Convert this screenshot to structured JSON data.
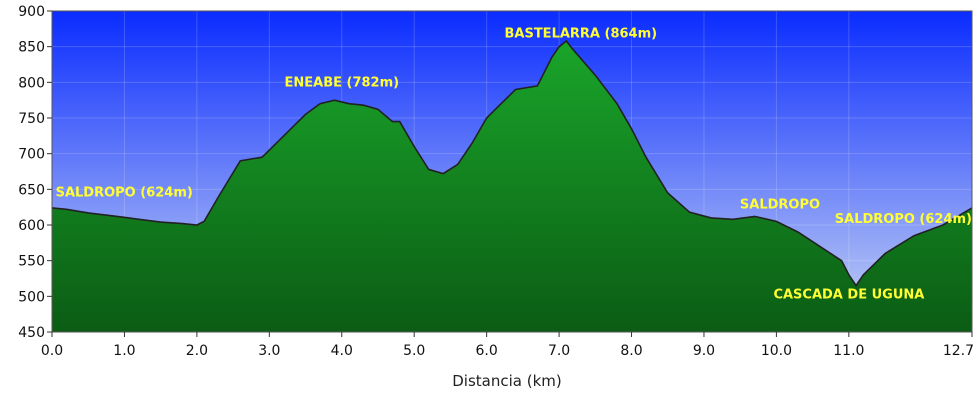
{
  "chart_data": {
    "type": "area",
    "title": "",
    "xlabel": "Distancia  (km)",
    "ylabel": "",
    "xlim": [
      0,
      12.7
    ],
    "ylim": [
      450,
      900
    ],
    "x_ticks": [
      0,
      1,
      2,
      3,
      4,
      5,
      6,
      7,
      8,
      9,
      10,
      11,
      12.7
    ],
    "x_tick_labels": [
      "0.0",
      "1.0",
      "2.0",
      "3.0",
      "4.0",
      "5.0",
      "6.0",
      "7.0",
      "8.0",
      "9.0",
      "10.0",
      "11.0",
      "12.7"
    ],
    "y_ticks": [
      450,
      500,
      550,
      600,
      650,
      700,
      750,
      800,
      850,
      900
    ],
    "y_tick_labels": [
      "450",
      "500",
      "550",
      "600",
      "650",
      "700",
      "750",
      "800",
      "850",
      "900"
    ],
    "grid": true,
    "colors": {
      "sky_top": "#0a2cff",
      "sky_bottom": "#c9d6f3",
      "fill_top": "#1aa52a",
      "fill_bottom": "#0b5c14",
      "outline": "#222222",
      "annotation": "#ffff33"
    },
    "series": [
      {
        "x": [
          0,
          0.2,
          0.5,
          0.9,
          1.2,
          1.5,
          1.8,
          2.0,
          2.1,
          2.3,
          2.6,
          2.9,
          3.2,
          3.5,
          3.7,
          3.9,
          4.1,
          4.3,
          4.5,
          4.7,
          4.8,
          5.0,
          5.2,
          5.4,
          5.6,
          5.8,
          6.0,
          6.2,
          6.4,
          6.7,
          6.9,
          7.0,
          7.1,
          7.2,
          7.5,
          7.8,
          8.0,
          8.2,
          8.5,
          8.8,
          9.1,
          9.4,
          9.7,
          10.0,
          10.3,
          10.6,
          10.9,
          11.0,
          11.1,
          11.2,
          11.5,
          11.9,
          12.3,
          12.7
        ],
        "y": [
          624,
          622,
          617,
          612,
          608,
          604,
          602,
          600,
          605,
          640,
          690,
          695,
          725,
          755,
          770,
          775,
          770,
          768,
          762,
          745,
          745,
          710,
          678,
          672,
          685,
          715,
          750,
          770,
          790,
          795,
          835,
          850,
          858,
          845,
          810,
          770,
          735,
          695,
          645,
          618,
          610,
          608,
          612,
          605,
          590,
          570,
          550,
          530,
          515,
          530,
          560,
          585,
          600,
          624
        ]
      }
    ],
    "annotations": [
      {
        "text": "SALDROPO (624m)",
        "x": 0.05,
        "y": 640,
        "anchor": "start"
      },
      {
        "text": "ENEABE (782m)",
        "x": 4.0,
        "y": 794,
        "anchor": "middle"
      },
      {
        "text": "BASTELARRA (864m)",
        "x": 7.3,
        "y": 863,
        "anchor": "middle"
      },
      {
        "text": "SALDROPO",
        "x": 10.05,
        "y": 623,
        "anchor": "middle"
      },
      {
        "text": "SALDROPO (624m)",
        "x": 12.7,
        "y": 603,
        "anchor": "end"
      },
      {
        "text": "CASCADA DE UGUNA",
        "x": 11.0,
        "y": 497,
        "anchor": "middle"
      }
    ]
  }
}
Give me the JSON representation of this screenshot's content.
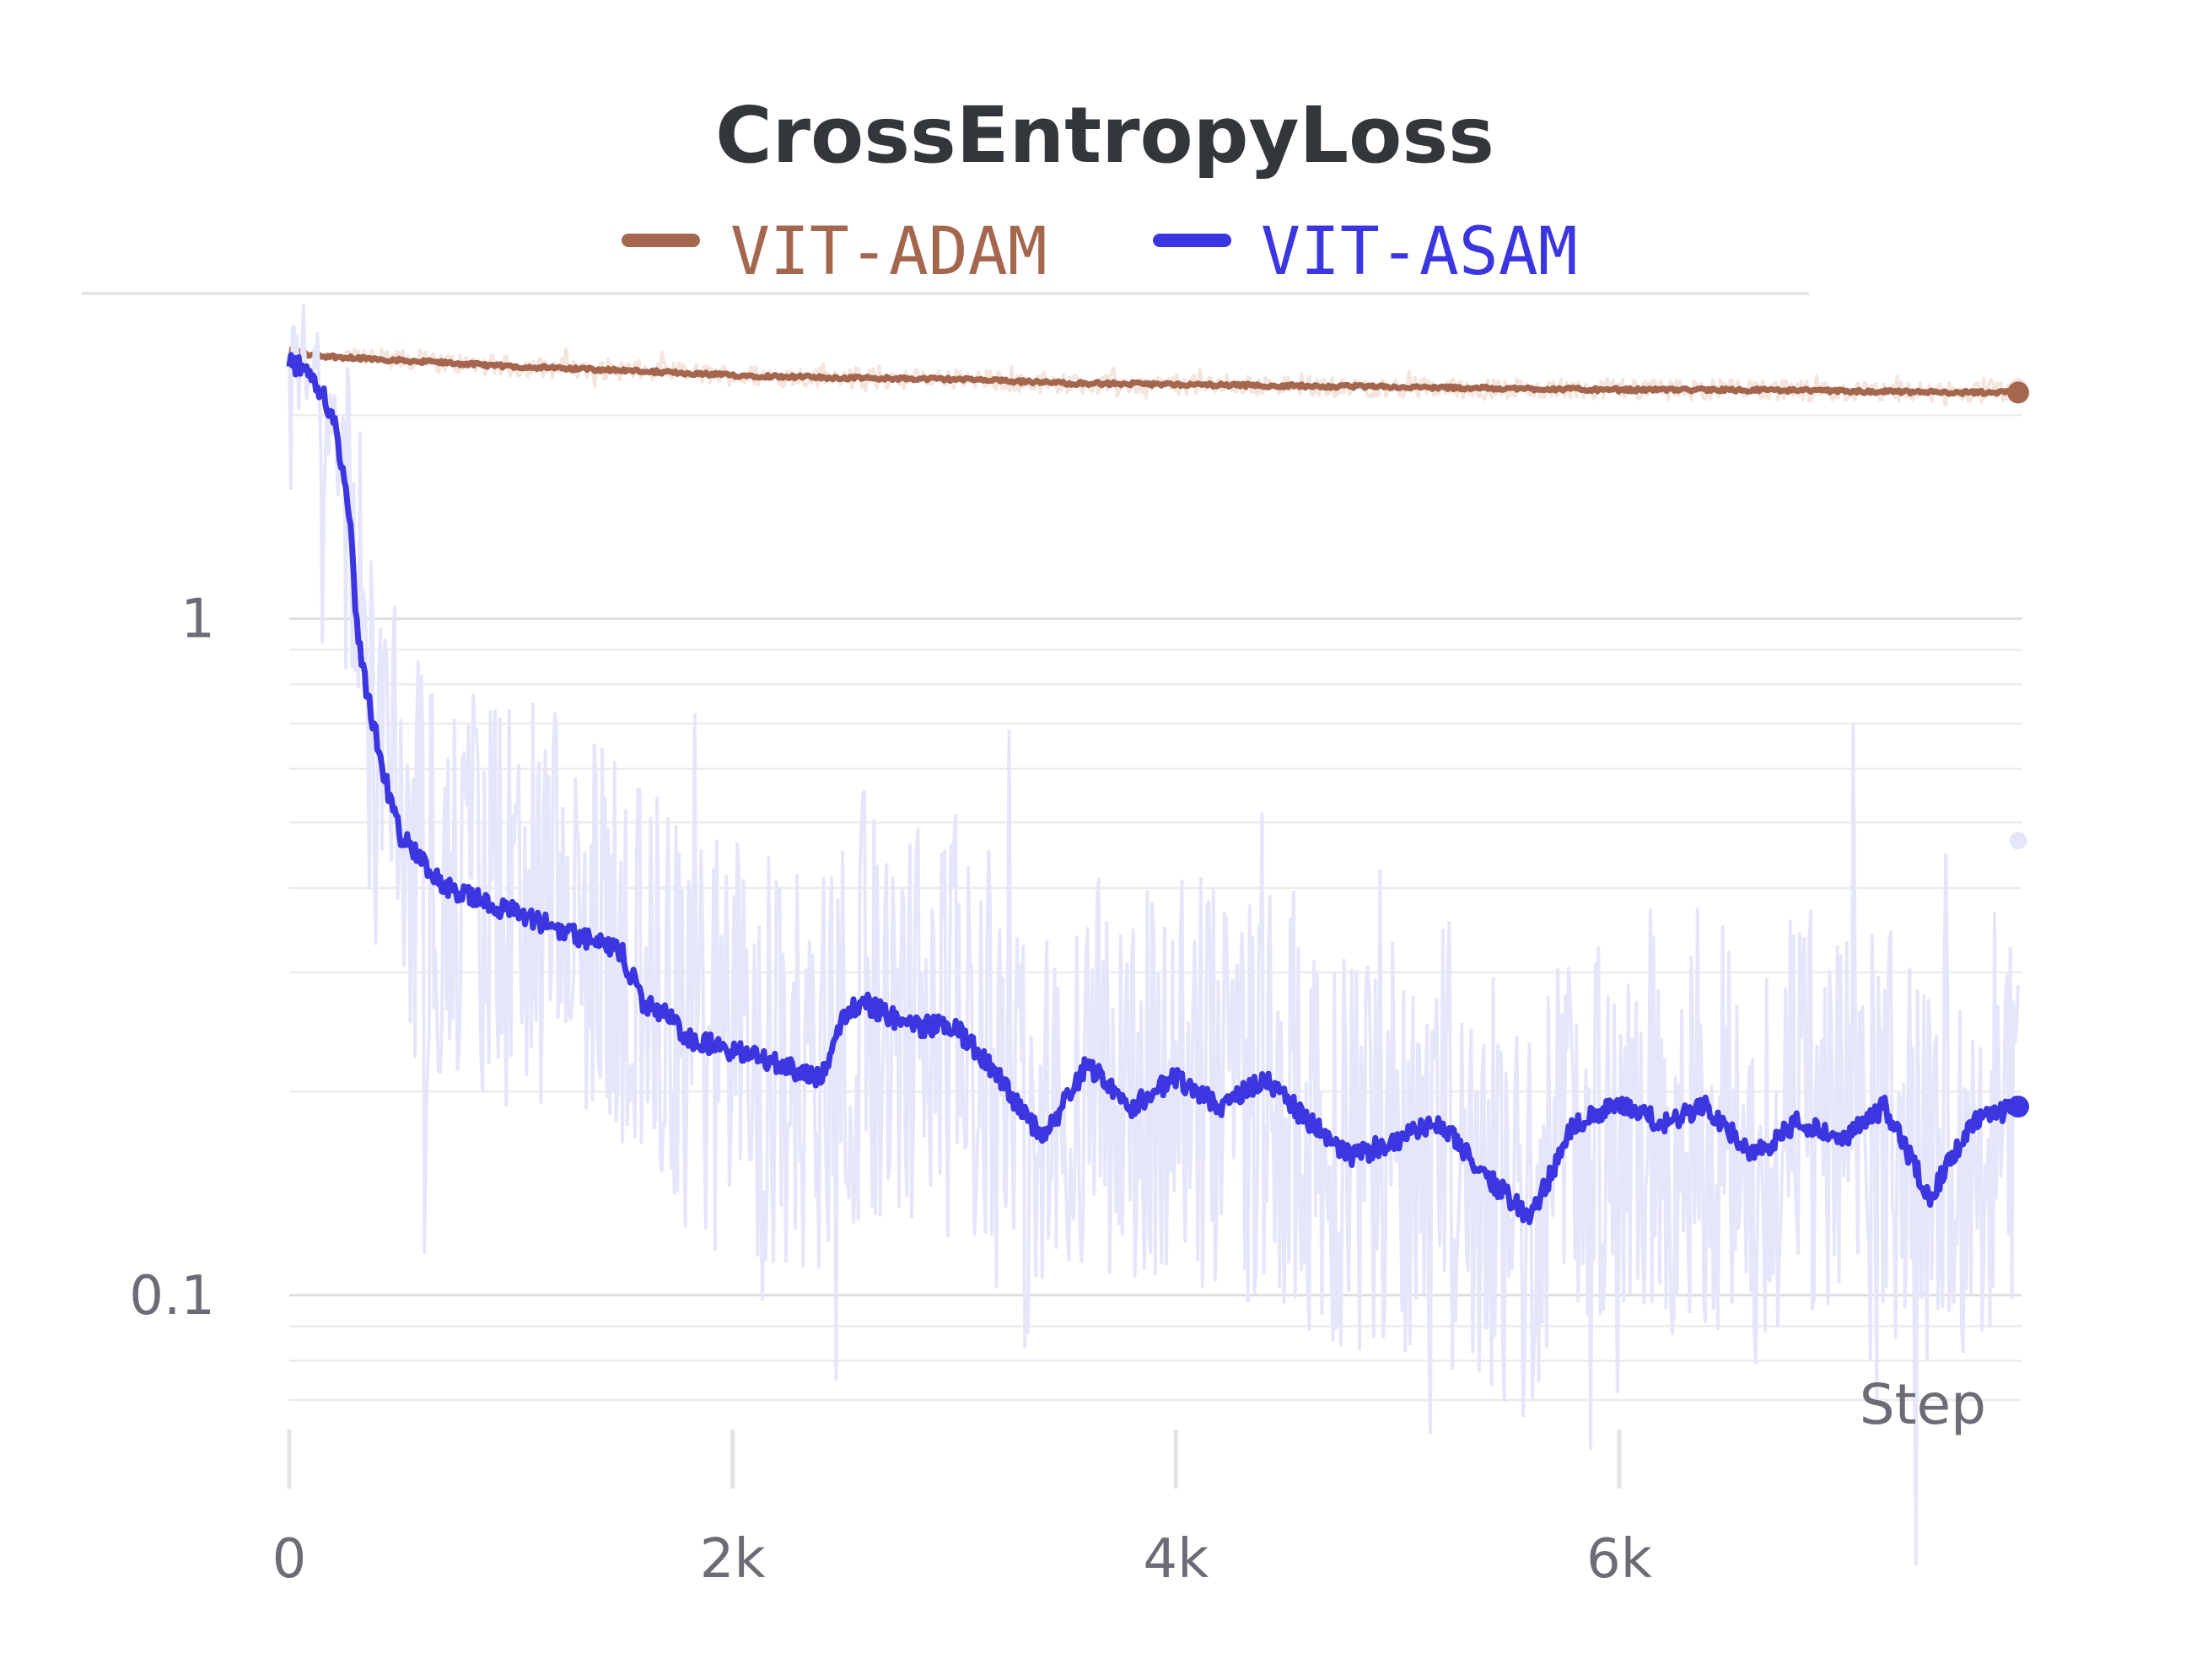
{
  "chart_data": {
    "type": "line",
    "title": "CrossEntropyLoss",
    "xlabel": "Step",
    "ylabel": "",
    "x_scale": "linear",
    "y_scale": "log",
    "xlim": [
      0,
      7800
    ],
    "ylim": [
      0.07,
      2.8
    ],
    "x_ticks": [
      {
        "value": 0,
        "label": "0"
      },
      {
        "value": 2000,
        "label": "2k"
      },
      {
        "value": 4000,
        "label": "4k"
      },
      {
        "value": 6000,
        "label": "6k"
      }
    ],
    "y_ticks": [
      {
        "value": 1,
        "label": "1"
      },
      {
        "value": 0.1,
        "label": "0.1"
      }
    ],
    "grid": true,
    "legend_position": "top-center",
    "series": [
      {
        "name": "VIT-ADAM",
        "color": "#a5664e",
        "raw_color": "#f4e6de",
        "x": [
          0,
          100,
          300,
          500,
          1000,
          1500,
          2000,
          2500,
          3000,
          3500,
          4000,
          4500,
          5000,
          5500,
          6000,
          6500,
          7000,
          7500,
          7800
        ],
        "y": [
          2.5,
          2.45,
          2.43,
          2.41,
          2.36,
          2.33,
          2.29,
          2.27,
          2.26,
          2.23,
          2.22,
          2.21,
          2.2,
          2.19,
          2.18,
          2.18,
          2.17,
          2.16,
          2.16
        ],
        "raw_amplitude": 0.035,
        "final_raw": 2.2
      },
      {
        "name": "VIT-ASAM",
        "color": "#3b36e0",
        "raw_color": "#e6e6fb",
        "x": [
          0,
          100,
          200,
          250,
          280,
          300,
          350,
          400,
          450,
          500,
          600,
          700,
          800,
          1000,
          1200,
          1400,
          1500,
          1600,
          1700,
          1800,
          2000,
          2200,
          2400,
          2500,
          2600,
          2800,
          3000,
          3200,
          3400,
          3600,
          3800,
          4000,
          4200,
          4400,
          4600,
          4800,
          5000,
          5200,
          5400,
          5600,
          5800,
          6000,
          6200,
          6400,
          6600,
          6800,
          7000,
          7200,
          7400,
          7600,
          7800
        ],
        "y": [
          2.4,
          2.3,
          2.0,
          1.6,
          1.3,
          1.0,
          0.78,
          0.65,
          0.55,
          0.48,
          0.44,
          0.4,
          0.39,
          0.37,
          0.35,
          0.33,
          0.32,
          0.27,
          0.26,
          0.24,
          0.23,
          0.22,
          0.21,
          0.26,
          0.27,
          0.25,
          0.25,
          0.21,
          0.17,
          0.22,
          0.19,
          0.21,
          0.19,
          0.21,
          0.18,
          0.16,
          0.17,
          0.18,
          0.15,
          0.13,
          0.18,
          0.19,
          0.18,
          0.19,
          0.16,
          0.18,
          0.17,
          0.19,
          0.14,
          0.18,
          0.19
        ],
        "raw_amplitude": 0.35,
        "final_raw": 0.47
      }
    ]
  }
}
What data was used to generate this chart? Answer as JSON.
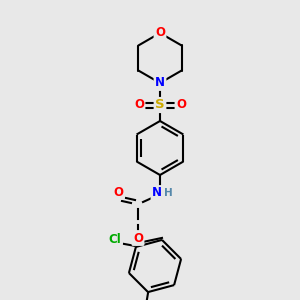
{
  "background_color": "#e8e8e8",
  "bond_color": "#000000",
  "atom_colors": {
    "O": "#ff0000",
    "N": "#0000ff",
    "S": "#ccaa00",
    "Cl": "#00aa00",
    "C": "#000000",
    "H": "#5588aa"
  },
  "figsize": [
    3.0,
    3.0
  ],
  "dpi": 100,
  "lw": 1.5,
  "fs": 8.5
}
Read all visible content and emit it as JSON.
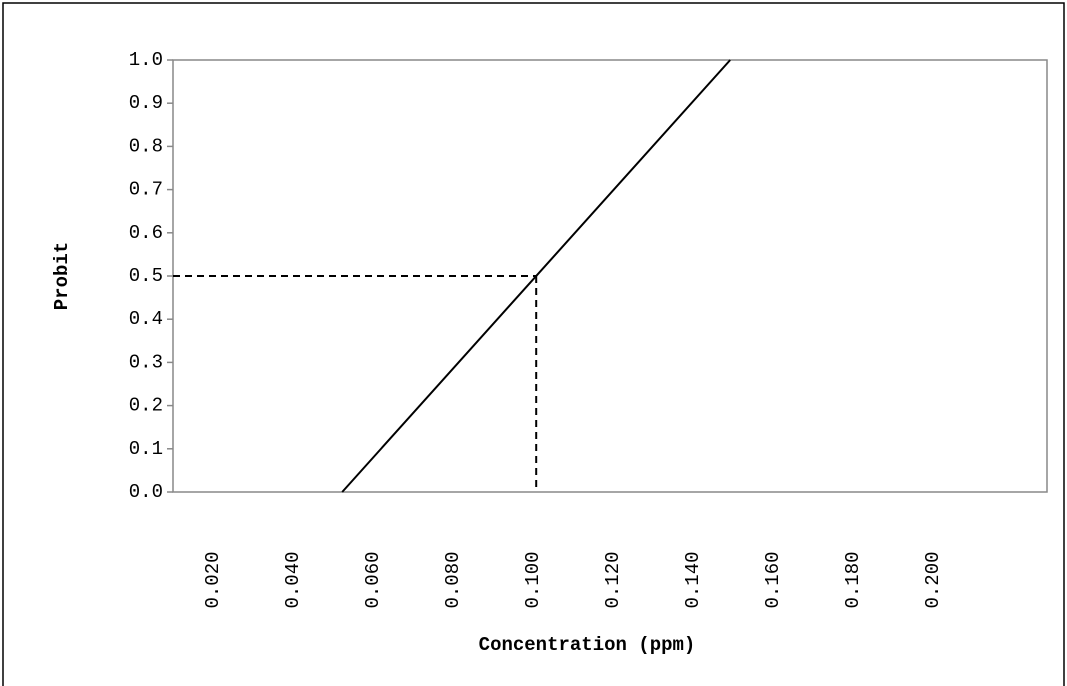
{
  "chart_data": {
    "type": "line",
    "xlabel": "Concentration (ppm)",
    "ylabel": "Probit",
    "xlim": [
      0.01,
      0.2285
    ],
    "ylim": [
      0,
      1
    ],
    "xticks": [
      {
        "value": 0.02,
        "label": "0.020"
      },
      {
        "value": 0.04,
        "label": "0.040"
      },
      {
        "value": 0.06,
        "label": "0.060"
      },
      {
        "value": 0.08,
        "label": "0.080"
      },
      {
        "value": 0.1,
        "label": "0.100"
      },
      {
        "value": 0.12,
        "label": "0.120"
      },
      {
        "value": 0.14,
        "label": "0.140"
      },
      {
        "value": 0.16,
        "label": "0.160"
      },
      {
        "value": 0.18,
        "label": "0.180"
      },
      {
        "value": 0.2,
        "label": "0.200"
      }
    ],
    "yticks": [
      {
        "value": 0,
        "label": "0.0"
      },
      0.1,
      0.2,
      0.3,
      0.4,
      0.5,
      0.6,
      0.7,
      0.8,
      0.9,
      {
        "value": 1,
        "label": "1.0"
      }
    ],
    "series": [
      {
        "color": "#000000",
        "x": [
          0.0523,
          0.1493
        ],
        "values": [
          0,
          1
        ]
      }
    ],
    "reference": {
      "x": 0.1008,
      "y": 0.5
    }
  }
}
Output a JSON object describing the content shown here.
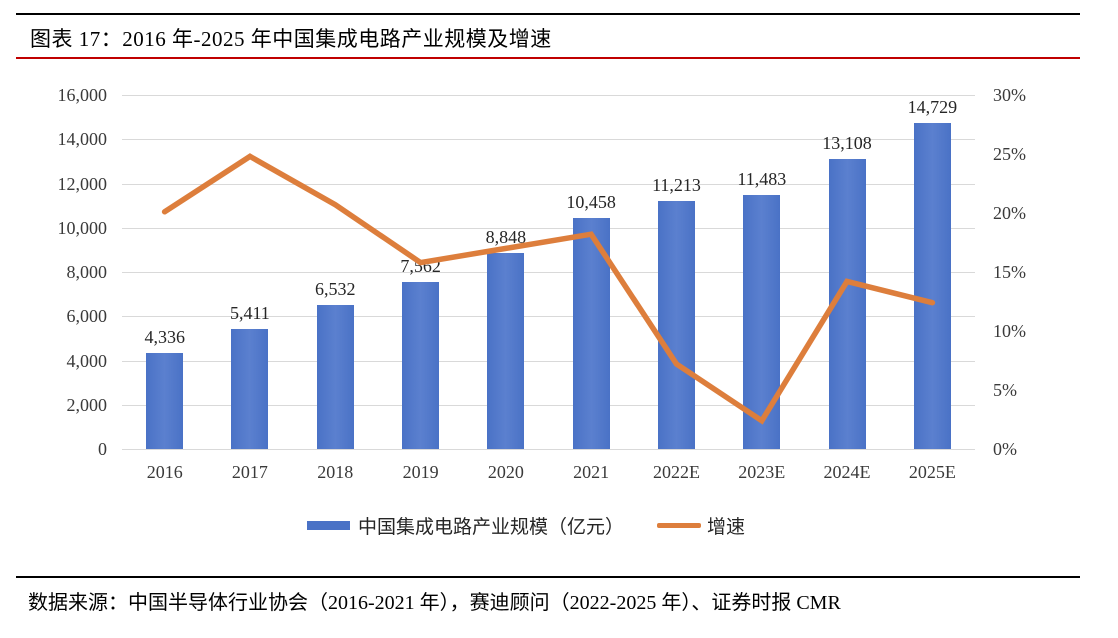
{
  "header": {
    "title": "图表 17：2016 年-2025 年中国集成电路产业规模及增速"
  },
  "footer": {
    "source": "数据来源：中国半导体行业协会（2016-2021 年），赛迪顾问（2022-2025 年）、证券时报 CMR"
  },
  "colors": {
    "bar": "#4a72c6",
    "line": "#dd7e3c",
    "accent_red": "#c00000",
    "grid": "#d9d9d9"
  },
  "chart_data": {
    "type": "bar+line combo",
    "title": "2016 年-2025 年中国集成电路产业规模及增速",
    "categories": [
      "2016",
      "2017",
      "2018",
      "2019",
      "2020",
      "2021",
      "2022E",
      "2023E",
      "2024E",
      "2025E"
    ],
    "series": [
      {
        "name": "中国集成电路产业规模（亿元）",
        "type": "bar",
        "axis": "left",
        "values": [
          4336,
          5411,
          6532,
          7562,
          8848,
          10458,
          11213,
          11483,
          13108,
          14729
        ],
        "labels": [
          "4,336",
          "5,411",
          "6,532",
          "7,562",
          "8,848",
          "10,458",
          "11,213",
          "11,483",
          "13,108",
          "14,729"
        ]
      },
      {
        "name": "增速",
        "type": "line",
        "axis": "right",
        "unit": "%",
        "values": [
          20.1,
          24.8,
          20.7,
          15.8,
          17.0,
          18.2,
          7.2,
          2.4,
          14.2,
          12.4
        ]
      }
    ],
    "left_axis": {
      "min": 0,
      "max": 16000,
      "step": 2000,
      "tick_labels": [
        "0",
        "2,000",
        "4,000",
        "6,000",
        "8,000",
        "10,000",
        "12,000",
        "14,000",
        "16,000"
      ]
    },
    "right_axis": {
      "min": 0,
      "max": 30,
      "step": 5,
      "tick_labels": [
        "0%",
        "5%",
        "10%",
        "15%",
        "20%",
        "25%",
        "30%"
      ]
    },
    "grid": true,
    "legend_position": "bottom"
  }
}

_Objective_. Your reply is one number: how many lines of the records above contain the word "年中国集成电路产业规模及增速".

_Output_. 2